■ Stated goal
Scan the listing below for the word "options" and state how many lines hold it. Write nothing but the number.

■ Records provided
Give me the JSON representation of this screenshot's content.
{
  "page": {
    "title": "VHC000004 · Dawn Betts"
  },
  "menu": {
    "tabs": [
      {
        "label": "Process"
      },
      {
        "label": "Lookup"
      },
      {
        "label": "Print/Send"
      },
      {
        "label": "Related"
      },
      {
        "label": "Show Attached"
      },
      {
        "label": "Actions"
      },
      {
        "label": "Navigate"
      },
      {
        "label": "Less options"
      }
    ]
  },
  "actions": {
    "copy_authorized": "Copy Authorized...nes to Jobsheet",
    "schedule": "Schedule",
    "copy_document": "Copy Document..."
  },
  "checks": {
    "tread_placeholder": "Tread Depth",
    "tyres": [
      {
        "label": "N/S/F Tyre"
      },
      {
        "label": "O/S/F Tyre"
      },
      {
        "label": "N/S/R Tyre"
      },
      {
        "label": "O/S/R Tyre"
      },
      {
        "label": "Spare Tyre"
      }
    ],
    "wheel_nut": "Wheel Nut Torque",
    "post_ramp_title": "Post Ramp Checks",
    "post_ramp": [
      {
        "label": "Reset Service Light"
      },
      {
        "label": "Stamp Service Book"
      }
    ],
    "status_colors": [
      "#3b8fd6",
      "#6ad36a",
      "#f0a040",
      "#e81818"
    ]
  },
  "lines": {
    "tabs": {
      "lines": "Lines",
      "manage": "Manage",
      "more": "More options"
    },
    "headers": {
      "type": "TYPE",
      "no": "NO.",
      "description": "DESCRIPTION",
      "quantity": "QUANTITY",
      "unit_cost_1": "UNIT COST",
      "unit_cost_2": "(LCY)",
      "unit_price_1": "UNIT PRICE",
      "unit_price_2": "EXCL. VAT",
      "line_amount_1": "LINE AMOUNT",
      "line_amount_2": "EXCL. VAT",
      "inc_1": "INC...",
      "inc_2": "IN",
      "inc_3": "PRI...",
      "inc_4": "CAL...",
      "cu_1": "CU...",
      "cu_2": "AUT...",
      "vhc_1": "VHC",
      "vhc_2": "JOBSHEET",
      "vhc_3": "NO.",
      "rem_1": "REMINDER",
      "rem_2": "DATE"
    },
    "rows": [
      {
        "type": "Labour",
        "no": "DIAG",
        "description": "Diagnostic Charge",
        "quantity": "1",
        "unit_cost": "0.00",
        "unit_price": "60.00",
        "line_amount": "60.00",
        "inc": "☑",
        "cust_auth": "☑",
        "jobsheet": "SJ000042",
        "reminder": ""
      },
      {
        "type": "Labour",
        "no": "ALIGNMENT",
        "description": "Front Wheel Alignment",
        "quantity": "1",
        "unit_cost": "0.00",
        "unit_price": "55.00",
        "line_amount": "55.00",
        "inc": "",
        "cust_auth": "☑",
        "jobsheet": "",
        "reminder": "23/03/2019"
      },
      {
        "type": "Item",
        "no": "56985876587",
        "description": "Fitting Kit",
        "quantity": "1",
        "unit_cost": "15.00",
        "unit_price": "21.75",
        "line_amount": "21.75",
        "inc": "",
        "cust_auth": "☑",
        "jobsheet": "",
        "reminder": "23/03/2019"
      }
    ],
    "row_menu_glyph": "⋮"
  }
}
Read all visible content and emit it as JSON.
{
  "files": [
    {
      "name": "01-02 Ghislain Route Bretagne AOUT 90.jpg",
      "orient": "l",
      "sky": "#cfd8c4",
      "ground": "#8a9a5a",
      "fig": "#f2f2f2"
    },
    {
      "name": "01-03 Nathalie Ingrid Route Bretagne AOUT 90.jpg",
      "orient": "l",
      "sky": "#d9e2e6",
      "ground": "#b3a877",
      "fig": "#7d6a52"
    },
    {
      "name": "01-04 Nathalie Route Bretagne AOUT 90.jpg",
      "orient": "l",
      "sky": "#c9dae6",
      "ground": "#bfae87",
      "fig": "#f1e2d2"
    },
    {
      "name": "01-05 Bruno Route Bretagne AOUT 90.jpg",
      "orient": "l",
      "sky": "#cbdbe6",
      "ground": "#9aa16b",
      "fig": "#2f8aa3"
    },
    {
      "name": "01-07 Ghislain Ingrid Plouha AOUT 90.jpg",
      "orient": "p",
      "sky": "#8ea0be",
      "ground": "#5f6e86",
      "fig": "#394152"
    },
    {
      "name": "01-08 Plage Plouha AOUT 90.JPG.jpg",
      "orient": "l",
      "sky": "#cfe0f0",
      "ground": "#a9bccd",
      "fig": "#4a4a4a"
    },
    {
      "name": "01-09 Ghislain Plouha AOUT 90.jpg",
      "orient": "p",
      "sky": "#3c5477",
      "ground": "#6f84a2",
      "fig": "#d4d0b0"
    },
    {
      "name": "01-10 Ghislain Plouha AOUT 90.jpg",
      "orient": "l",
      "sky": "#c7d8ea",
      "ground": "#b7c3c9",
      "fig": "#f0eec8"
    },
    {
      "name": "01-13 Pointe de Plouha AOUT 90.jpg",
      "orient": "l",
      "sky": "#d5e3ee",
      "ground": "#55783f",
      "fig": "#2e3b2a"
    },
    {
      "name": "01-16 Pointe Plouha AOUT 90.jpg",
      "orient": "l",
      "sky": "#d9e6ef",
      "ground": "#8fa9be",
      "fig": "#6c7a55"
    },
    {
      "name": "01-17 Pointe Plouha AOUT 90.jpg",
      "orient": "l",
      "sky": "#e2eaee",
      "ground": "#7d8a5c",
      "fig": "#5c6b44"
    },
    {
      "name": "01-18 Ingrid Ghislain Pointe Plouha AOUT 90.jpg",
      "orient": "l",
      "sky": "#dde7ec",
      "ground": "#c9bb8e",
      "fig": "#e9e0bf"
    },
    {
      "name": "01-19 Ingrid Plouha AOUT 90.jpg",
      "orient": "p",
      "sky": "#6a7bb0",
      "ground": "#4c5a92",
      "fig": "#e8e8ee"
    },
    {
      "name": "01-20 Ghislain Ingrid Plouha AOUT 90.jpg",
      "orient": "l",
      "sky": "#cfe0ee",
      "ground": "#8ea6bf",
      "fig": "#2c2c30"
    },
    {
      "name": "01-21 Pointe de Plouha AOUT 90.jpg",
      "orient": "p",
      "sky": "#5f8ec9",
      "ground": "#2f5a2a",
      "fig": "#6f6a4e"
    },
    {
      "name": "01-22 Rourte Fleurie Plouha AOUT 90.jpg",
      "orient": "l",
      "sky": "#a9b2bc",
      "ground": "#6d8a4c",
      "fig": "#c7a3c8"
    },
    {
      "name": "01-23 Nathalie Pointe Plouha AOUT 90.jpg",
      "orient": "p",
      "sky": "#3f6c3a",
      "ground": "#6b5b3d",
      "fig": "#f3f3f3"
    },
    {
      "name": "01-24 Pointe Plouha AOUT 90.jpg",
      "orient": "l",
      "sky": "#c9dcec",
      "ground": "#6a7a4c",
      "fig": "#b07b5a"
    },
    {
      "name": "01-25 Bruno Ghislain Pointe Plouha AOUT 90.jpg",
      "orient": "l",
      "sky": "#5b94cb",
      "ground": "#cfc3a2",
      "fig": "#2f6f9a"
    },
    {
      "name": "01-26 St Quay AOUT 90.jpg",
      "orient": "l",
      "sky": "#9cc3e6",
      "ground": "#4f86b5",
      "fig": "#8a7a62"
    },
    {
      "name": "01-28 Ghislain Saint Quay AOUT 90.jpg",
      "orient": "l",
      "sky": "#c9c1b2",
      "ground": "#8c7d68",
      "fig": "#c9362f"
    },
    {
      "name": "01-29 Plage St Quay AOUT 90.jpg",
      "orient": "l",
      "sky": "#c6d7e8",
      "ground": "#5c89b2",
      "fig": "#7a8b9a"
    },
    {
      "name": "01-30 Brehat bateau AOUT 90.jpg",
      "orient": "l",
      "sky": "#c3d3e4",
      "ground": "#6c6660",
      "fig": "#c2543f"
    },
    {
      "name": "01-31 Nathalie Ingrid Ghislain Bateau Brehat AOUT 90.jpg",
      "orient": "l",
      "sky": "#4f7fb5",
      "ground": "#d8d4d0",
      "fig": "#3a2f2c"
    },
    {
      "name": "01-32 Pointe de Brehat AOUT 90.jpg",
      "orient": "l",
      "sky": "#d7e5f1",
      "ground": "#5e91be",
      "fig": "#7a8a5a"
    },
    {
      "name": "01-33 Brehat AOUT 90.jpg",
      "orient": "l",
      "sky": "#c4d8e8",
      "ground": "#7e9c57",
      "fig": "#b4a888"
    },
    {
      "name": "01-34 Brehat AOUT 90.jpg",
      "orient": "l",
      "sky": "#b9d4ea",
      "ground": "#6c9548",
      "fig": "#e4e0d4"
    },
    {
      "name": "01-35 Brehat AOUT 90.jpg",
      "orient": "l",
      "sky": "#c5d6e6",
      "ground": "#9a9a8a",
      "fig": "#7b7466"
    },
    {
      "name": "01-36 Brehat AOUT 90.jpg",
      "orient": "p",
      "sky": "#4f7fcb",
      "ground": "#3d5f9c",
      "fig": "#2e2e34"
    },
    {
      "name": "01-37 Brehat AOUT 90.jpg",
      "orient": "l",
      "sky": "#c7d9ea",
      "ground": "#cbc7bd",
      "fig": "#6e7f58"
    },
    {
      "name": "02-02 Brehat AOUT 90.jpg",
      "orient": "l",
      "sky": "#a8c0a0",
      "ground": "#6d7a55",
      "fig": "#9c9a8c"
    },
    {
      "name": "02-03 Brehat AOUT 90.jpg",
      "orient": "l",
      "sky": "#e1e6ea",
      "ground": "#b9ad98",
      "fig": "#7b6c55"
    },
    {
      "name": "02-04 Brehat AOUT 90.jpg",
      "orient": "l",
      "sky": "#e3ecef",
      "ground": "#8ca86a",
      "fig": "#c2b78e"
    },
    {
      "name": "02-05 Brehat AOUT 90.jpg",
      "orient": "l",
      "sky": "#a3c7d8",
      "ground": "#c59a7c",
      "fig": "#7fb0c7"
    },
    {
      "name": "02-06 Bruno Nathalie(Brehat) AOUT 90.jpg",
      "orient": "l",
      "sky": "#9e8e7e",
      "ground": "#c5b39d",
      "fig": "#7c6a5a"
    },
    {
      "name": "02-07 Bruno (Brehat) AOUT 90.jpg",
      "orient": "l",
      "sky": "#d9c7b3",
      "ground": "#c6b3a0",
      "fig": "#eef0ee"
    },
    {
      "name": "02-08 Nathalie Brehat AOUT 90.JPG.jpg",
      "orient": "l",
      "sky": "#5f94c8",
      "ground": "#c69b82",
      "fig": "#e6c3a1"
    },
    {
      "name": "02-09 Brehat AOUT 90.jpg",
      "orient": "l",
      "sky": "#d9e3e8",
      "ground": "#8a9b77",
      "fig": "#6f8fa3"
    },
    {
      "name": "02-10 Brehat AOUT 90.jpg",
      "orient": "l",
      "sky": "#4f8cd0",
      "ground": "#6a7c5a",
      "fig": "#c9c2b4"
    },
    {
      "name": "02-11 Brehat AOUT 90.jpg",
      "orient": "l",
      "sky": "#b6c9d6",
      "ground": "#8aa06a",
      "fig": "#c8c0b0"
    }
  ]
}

■ Output of the exercise
2